_TUJUAN 1_: Ganti "Romo" dengan "Pastor" dalam bagian teks antara "Mbak Christine begitu" dan "dengan orang-orang dekat.", termasuk kedua batasnya, lalu tulis ulang bagian itu.
_TUJUAN 2_: Dalam bagian teks, gua dalam tradisi Yahudi disebut sebagai tempat apa menurut kotbah Romo?
_TUJUAN 3_: Lanjutkan bagian teks tentang Mbak Christine dan kotbah Romo, dimulai setelah kalimat terakhirnya.

Mbak Christine begitu manis dengan blus putih dan rok hitam. Sepatunya mengkilap dan kelihatan baru. Tante De yang duduk di samping Mbak Christine mengomeliku karena terlalu lama. "Tadi ada orang tua yang mau duduk tau," kata dia. "Iya, iyaaa, maap, maaap, aku kan musti dandan, ini hari spesial," kataku tersenyum paling manis. Aku nggak berani bilang bahwa saat Tante De menelepon aku masih di salon hehehe.

Dalam kotbah, Romo bilang bahwa gua dalam tradisi Yahudi adalah tempat umum, persinggahan bagi gembala dan orang-orang yang mendapati tempat penginapan penuh. Di tempat umum kita bisa bertemu orang baru, membagi sukacita, menjalin hubungan dengan siapa saja dan reuni dengan orang-orang dekat.

_INFORMASI YANG DIBERIKAN_:
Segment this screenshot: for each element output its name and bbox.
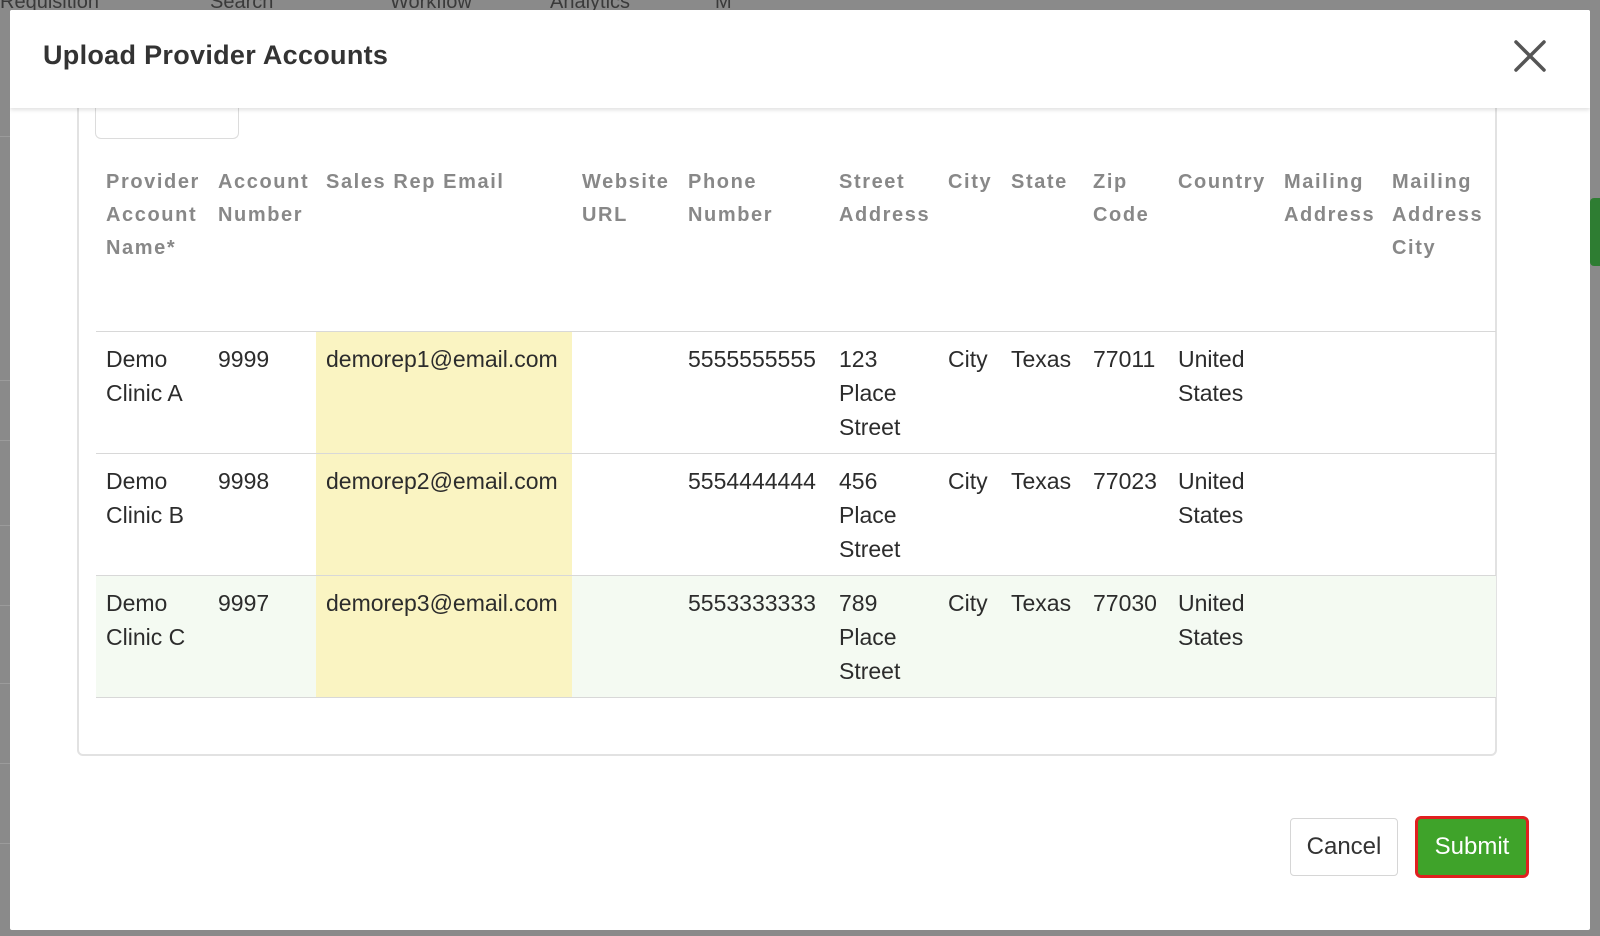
cell-city: City: [938, 574, 1001, 698]
cell-mailing-address-city: [1382, 330, 1496, 453]
cancel-button[interactable]: Cancel: [1290, 818, 1398, 876]
bg-side-tab: [1590, 198, 1600, 266]
bg-divider: [0, 605, 10, 606]
bg-divider: [0, 683, 10, 684]
cell-account-name: Demo Clinic B: [96, 452, 208, 575]
column-header: City: [948, 171, 993, 193]
cell-zip-code: 77011: [1083, 330, 1168, 453]
bg-divider: [0, 136, 10, 137]
table-scroll-area[interactable]: Provider Account Name* Account Number Sa…: [96, 158, 1496, 714]
cell-mailing-address-city: [1382, 452, 1496, 575]
modal-header: Upload Provider Accounts: [10, 10, 1590, 108]
cell-sales-rep-email: demorep2@email.com: [316, 452, 572, 575]
bg-divider: [0, 525, 10, 526]
cell-account-number: 9997: [208, 574, 316, 698]
cell-street-address: 789 Place Street: [829, 574, 938, 698]
cell-zip-code: 77030: [1083, 574, 1168, 698]
cell-country: United States: [1168, 452, 1274, 575]
cell-mailing-address: [1274, 574, 1382, 698]
cell-sales-rep-email: demorep1@email.com: [316, 330, 572, 453]
cell-street-address: 456 Place Street: [829, 452, 938, 575]
cell-account-number: 9999: [208, 330, 316, 453]
cell-website-url: [572, 574, 678, 698]
column-header: Mailing Address: [1284, 171, 1376, 226]
cell-website-url: [572, 330, 678, 453]
column-header: Mailing Address City: [1392, 171, 1484, 259]
cell-street-address: 123 Place Street: [829, 330, 938, 453]
cell-city: City: [938, 330, 1001, 453]
bg-divider: [0, 380, 10, 381]
column-header: Zip Code: [1093, 171, 1150, 226]
cell-zip-code: 77023: [1083, 452, 1168, 575]
bg-divider: [0, 763, 10, 764]
cell-phone-number: 5554444444: [678, 452, 829, 575]
bg-divider: [0, 843, 10, 844]
cell-mailing-address-city: [1382, 574, 1496, 698]
submit-button[interactable]: Submit: [1415, 816, 1529, 878]
table-row[interactable]: Demo Clinic B 9998 demorep2@email.com 55…: [96, 452, 1496, 575]
table-header-row: Provider Account Name* Account Number Sa…: [96, 158, 1496, 331]
cell-country: United States: [1168, 330, 1274, 453]
cell-state: Texas: [1001, 452, 1083, 575]
cell-website-url: [572, 452, 678, 575]
cell-sales-rep-email: demorep3@email.com: [316, 574, 572, 698]
column-header: Provider Account Name*: [106, 171, 200, 259]
upload-modal: Upload Provider Accounts Provider Accoun…: [10, 10, 1590, 930]
cell-state: Texas: [1001, 574, 1083, 698]
close-icon[interactable]: [1512, 38, 1548, 74]
table-row[interactable]: Demo Clinic A 9999 demorep1@email.com 55…: [96, 330, 1496, 453]
table-row[interactable]: Demo Clinic C 9997 demorep3@email.com 55…: [96, 574, 1496, 698]
column-header: State: [1011, 171, 1068, 193]
cell-phone-number: 5555555555: [678, 330, 829, 453]
cell-phone-number: 5553333333: [678, 574, 829, 698]
cell-country: United States: [1168, 574, 1274, 698]
column-header: Phone Number: [688, 171, 774, 226]
bg-divider: [0, 440, 10, 441]
cell-account-name: Demo Clinic A: [96, 330, 208, 453]
column-header: Account Number: [218, 171, 310, 226]
cell-city: City: [938, 452, 1001, 575]
cell-state: Texas: [1001, 330, 1083, 453]
cell-mailing-address: [1274, 330, 1382, 453]
provider-accounts-table: Provider Account Name* Account Number Sa…: [96, 158, 1496, 698]
column-header: Country: [1178, 171, 1266, 193]
cell-account-name: Demo Clinic C: [96, 574, 208, 698]
cell-account-number: 9998: [208, 452, 316, 575]
column-header: Website URL: [582, 171, 670, 226]
modal-title: Upload Provider Accounts: [43, 40, 389, 70]
column-header: Street Address: [839, 171, 931, 226]
cell-mailing-address: [1274, 452, 1382, 575]
column-header: Sales Rep Email: [326, 171, 505, 193]
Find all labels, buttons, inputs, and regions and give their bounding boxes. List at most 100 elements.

_JAWABAN TERTULIS 1_:
Mbak Christine begitu manis dengan blus putih dan rok hitam. Sepatunya mengkilap dan kelihatan baru. Tante De yang duduk di samping Mbak Christine mengomeliku karena terlalu lama. "Tadi ada orang tua yang mau duduk tau," kata dia. "Iya, iyaaa, maap, maaap, aku kan musti dandan, ini hari spesial," kataku tersenyum paling manis. Aku nggak berani bilang bahwa saat Tante De menelepon aku masih di salon hehehe.

Dalam kotbah, Pastor bilang bahwa gua dalam tradisi Yahudi adalah tempat umum, persinggahan bagi gembala dan orang-orang yang mendapati tempat penginapan penuh. Di tempat umum kita bisa bertemu orang baru, membagi sukacita, menjalin hubungan dengan siapa saja dan reuni dengan orang-orang dekat.

_JAWABAN TERTULIS 2_: Gua adalah tempat umum, persinggahan bagi gembala dan orang-orang yang mendapati tempat penginapan penuh.

_JAWABAN TERTULIS 3_:
Aku, Ronny, Mbak Christine, dan Tante De saling melempar senyum. Ya, di malam Natal ini, kami bersama gembala, domba, dan para malaikat datang di "gua" yang bernama gereja untuk merayakan kemuliaan Allah dalam kelahiran bayi Yesus.

Selesai misa aku mengajak mereka ke rumah. Ya, memang tidak ada makanan sih. Tapi, aku punya tart yang masih dalam kotak yang bentuknya juga belum sempat kuintip. Mereka bisa membawa kue itu. Lagipula kami sudah lama nggak pernah ketemu bareng. Pertemuan harus bubar karena aku dan Ronny harus ke Cileduk.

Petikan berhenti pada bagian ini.